- Exercise instructions: Copy out each line of the material below that holds the string "males".

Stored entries
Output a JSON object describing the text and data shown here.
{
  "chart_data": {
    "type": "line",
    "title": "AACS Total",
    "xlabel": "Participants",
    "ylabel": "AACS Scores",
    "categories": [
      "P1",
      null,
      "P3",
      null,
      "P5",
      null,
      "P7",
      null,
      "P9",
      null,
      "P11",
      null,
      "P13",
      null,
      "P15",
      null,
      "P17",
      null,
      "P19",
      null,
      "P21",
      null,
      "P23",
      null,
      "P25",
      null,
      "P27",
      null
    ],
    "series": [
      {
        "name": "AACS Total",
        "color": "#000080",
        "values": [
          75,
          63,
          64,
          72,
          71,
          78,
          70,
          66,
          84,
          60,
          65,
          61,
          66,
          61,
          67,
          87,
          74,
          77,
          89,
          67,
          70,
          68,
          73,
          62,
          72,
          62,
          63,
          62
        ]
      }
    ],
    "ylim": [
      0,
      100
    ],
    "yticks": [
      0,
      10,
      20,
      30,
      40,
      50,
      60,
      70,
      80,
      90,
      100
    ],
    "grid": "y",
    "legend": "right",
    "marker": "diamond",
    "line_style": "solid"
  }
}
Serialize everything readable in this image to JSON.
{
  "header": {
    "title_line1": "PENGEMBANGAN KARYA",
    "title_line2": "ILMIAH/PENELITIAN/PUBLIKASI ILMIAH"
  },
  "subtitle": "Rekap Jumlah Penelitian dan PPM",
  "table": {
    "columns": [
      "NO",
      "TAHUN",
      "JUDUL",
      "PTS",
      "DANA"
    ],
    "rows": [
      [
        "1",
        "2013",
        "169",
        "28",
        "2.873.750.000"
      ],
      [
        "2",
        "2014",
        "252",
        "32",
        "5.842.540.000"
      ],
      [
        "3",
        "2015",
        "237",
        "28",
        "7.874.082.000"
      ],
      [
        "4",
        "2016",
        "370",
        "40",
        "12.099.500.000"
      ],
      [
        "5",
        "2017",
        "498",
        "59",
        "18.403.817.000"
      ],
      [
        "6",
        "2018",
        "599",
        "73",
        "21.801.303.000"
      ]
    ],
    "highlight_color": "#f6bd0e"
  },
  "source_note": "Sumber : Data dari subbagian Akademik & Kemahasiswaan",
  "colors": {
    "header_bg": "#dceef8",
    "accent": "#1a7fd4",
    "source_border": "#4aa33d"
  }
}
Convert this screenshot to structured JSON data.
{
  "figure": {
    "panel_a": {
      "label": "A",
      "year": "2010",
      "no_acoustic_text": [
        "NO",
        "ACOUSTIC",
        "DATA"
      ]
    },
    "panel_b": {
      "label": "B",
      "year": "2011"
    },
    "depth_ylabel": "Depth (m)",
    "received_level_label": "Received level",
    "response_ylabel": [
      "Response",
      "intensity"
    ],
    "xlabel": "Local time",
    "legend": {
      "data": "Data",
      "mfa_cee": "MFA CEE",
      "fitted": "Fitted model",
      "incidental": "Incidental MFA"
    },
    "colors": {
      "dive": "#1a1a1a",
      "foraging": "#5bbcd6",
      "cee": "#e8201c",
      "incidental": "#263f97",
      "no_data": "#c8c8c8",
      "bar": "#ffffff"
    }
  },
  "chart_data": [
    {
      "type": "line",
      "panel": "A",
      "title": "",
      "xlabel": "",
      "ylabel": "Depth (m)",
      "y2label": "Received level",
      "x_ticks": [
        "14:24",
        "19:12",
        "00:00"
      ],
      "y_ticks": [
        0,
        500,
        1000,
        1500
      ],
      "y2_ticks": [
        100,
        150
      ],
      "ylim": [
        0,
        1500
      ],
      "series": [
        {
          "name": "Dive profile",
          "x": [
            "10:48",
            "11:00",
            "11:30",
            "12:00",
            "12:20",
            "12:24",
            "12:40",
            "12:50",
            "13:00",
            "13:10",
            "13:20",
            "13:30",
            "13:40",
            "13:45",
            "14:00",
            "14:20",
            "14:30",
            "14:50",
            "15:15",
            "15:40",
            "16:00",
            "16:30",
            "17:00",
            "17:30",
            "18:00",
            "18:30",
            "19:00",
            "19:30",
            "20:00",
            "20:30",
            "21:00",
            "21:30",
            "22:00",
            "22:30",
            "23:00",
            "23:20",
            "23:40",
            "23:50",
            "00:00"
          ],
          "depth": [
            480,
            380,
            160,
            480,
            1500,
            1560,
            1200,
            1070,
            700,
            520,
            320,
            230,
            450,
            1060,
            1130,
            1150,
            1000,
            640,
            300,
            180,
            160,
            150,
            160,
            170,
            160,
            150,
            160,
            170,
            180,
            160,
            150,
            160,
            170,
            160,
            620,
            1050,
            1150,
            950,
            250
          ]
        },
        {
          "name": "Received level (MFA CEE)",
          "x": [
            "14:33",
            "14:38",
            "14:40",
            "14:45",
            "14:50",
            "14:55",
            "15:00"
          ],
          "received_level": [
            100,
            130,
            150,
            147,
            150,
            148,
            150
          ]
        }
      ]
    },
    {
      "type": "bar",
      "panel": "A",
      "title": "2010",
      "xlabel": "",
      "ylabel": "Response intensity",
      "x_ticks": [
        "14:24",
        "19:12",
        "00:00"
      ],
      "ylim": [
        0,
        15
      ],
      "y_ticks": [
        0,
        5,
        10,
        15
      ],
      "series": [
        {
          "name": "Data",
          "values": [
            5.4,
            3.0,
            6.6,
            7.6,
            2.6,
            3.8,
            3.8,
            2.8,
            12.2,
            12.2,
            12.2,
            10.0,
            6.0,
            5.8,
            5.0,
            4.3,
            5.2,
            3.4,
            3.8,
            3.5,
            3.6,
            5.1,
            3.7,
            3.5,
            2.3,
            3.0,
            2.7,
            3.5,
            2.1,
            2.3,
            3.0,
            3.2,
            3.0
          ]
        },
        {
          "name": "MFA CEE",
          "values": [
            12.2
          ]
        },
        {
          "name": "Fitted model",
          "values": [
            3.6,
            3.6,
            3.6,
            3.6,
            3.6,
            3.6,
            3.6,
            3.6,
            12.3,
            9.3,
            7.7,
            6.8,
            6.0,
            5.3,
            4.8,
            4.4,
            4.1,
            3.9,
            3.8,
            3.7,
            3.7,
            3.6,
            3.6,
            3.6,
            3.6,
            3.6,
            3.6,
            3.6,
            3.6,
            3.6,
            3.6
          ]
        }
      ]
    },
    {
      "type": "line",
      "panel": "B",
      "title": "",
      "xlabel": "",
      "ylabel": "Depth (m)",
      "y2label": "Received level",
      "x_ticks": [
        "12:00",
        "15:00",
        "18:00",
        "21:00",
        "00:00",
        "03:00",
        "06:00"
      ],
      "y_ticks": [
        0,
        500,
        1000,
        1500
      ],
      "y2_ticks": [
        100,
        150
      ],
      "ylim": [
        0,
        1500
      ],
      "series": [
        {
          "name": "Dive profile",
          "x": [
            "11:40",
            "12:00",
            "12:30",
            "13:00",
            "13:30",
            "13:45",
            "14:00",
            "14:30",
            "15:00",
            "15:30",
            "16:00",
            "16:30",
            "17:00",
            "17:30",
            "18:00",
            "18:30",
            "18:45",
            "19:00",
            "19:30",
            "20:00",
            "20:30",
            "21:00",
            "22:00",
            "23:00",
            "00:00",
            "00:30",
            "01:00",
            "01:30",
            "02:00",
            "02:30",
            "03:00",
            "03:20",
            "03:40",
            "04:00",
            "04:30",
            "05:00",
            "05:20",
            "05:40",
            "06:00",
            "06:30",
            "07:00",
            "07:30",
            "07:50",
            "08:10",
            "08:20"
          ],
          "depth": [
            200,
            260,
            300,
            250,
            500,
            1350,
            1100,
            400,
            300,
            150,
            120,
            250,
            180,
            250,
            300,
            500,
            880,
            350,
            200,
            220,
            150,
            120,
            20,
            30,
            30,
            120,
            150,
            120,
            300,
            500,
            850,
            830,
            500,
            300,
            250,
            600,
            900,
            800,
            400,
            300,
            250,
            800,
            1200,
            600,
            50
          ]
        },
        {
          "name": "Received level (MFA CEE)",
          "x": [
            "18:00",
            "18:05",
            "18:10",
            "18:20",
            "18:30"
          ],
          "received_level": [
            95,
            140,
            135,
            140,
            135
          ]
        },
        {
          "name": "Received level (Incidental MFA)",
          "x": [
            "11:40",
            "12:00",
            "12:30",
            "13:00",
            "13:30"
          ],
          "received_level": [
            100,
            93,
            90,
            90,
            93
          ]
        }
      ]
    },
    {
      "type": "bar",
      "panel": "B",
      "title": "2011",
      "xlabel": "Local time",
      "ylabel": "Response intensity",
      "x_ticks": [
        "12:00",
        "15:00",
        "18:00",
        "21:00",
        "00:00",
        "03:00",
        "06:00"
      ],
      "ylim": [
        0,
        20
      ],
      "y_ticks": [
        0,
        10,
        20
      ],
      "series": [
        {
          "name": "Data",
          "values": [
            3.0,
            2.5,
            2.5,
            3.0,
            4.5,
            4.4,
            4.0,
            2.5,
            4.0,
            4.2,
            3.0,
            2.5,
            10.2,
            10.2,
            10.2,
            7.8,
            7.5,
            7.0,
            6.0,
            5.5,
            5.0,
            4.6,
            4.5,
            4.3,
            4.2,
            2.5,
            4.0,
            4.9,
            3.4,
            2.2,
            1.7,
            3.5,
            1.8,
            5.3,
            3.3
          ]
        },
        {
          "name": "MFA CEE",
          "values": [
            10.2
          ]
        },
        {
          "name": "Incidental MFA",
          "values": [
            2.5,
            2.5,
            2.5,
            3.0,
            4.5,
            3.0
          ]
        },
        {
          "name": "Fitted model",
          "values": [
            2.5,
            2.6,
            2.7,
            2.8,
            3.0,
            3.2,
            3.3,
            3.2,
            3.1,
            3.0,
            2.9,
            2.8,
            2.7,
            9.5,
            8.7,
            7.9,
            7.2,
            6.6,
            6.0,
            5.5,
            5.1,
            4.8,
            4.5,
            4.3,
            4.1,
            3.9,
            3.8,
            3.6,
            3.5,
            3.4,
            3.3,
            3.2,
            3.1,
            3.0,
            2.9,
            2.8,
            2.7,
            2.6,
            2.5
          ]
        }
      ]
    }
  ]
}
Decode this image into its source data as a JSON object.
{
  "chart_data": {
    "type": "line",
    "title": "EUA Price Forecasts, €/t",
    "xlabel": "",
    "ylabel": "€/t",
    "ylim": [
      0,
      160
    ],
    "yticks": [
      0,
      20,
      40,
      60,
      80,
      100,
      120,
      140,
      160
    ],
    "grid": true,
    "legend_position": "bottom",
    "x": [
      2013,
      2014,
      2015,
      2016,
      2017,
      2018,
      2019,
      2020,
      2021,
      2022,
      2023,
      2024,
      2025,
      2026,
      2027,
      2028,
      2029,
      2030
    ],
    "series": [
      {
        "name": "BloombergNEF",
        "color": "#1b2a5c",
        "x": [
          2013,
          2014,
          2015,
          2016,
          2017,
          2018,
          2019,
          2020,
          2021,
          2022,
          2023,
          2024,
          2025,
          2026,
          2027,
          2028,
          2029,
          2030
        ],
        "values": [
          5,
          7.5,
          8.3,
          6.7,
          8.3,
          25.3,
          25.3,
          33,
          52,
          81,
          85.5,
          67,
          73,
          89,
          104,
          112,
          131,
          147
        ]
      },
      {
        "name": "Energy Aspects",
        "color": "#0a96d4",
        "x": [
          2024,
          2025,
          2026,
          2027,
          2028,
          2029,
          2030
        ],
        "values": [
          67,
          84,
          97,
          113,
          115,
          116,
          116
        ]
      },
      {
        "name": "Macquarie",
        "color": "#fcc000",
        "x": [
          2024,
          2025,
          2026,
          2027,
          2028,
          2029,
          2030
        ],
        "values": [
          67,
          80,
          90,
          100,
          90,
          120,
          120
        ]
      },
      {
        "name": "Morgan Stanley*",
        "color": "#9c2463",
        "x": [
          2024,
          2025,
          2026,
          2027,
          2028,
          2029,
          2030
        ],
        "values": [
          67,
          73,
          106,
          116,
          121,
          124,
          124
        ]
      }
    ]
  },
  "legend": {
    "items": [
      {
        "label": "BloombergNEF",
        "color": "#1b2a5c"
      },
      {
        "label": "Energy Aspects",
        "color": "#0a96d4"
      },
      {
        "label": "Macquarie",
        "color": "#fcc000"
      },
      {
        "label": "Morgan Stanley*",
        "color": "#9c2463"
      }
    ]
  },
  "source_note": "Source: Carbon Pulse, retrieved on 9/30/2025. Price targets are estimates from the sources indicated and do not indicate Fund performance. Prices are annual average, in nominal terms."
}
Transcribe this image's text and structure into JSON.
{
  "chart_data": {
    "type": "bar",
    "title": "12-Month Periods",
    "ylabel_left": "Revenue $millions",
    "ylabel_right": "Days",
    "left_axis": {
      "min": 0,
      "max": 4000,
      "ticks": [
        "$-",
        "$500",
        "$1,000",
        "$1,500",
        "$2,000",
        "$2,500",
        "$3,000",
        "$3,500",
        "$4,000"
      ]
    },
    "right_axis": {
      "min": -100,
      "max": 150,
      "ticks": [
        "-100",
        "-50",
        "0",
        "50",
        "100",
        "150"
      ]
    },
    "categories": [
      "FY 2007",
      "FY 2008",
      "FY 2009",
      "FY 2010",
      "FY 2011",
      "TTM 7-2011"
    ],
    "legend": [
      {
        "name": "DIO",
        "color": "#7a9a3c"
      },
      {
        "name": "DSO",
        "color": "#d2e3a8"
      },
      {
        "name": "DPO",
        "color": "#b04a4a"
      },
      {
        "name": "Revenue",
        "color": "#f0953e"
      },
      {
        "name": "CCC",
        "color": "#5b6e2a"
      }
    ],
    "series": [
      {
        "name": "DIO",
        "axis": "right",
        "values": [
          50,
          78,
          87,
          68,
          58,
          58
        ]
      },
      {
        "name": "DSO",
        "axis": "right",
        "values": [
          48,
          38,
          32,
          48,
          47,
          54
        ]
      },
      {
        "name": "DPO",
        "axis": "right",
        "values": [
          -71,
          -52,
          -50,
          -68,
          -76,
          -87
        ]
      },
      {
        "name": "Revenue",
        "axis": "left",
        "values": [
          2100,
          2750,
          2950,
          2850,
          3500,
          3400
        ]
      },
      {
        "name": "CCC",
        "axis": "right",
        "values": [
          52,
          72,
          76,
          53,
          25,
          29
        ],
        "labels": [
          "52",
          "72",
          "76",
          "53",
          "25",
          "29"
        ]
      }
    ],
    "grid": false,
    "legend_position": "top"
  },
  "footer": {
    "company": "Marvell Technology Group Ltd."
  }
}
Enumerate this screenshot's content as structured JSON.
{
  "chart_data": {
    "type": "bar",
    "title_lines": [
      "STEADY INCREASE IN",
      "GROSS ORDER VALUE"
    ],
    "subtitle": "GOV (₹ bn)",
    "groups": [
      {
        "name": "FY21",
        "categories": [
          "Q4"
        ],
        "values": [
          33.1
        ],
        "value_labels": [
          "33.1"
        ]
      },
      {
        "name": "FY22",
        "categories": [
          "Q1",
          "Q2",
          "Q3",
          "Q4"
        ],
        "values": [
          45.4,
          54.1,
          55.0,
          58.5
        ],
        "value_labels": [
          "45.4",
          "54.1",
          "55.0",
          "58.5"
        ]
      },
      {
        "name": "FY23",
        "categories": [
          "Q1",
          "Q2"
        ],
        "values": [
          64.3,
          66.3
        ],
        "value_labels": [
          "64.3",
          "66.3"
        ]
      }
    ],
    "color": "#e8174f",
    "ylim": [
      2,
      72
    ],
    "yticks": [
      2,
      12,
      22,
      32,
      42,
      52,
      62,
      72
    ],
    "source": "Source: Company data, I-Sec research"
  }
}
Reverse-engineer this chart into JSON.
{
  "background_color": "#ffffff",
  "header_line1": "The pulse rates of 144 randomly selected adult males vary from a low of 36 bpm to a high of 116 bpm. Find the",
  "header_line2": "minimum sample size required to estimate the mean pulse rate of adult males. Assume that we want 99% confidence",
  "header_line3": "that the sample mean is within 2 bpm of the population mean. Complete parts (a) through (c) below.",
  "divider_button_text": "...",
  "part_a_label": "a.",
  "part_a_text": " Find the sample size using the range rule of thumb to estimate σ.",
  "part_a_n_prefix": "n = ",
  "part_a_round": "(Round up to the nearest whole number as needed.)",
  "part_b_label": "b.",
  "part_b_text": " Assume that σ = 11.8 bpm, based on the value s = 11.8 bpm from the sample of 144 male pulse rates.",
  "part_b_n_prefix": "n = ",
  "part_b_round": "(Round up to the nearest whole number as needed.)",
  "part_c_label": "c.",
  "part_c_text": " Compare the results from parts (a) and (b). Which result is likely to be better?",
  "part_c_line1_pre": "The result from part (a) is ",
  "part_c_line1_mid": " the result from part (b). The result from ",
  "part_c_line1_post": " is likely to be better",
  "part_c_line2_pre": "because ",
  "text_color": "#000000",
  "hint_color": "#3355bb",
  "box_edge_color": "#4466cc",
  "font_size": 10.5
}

- The response:
  "header_line1": "The pulse rates of 144 randomly selected adult males vary from a low of 36 bpm to a high of 116 bpm. Find the",
  "header_line2": "minimum sample size required to estimate the mean pulse rate of adult males. Assume that we want 99% confidence",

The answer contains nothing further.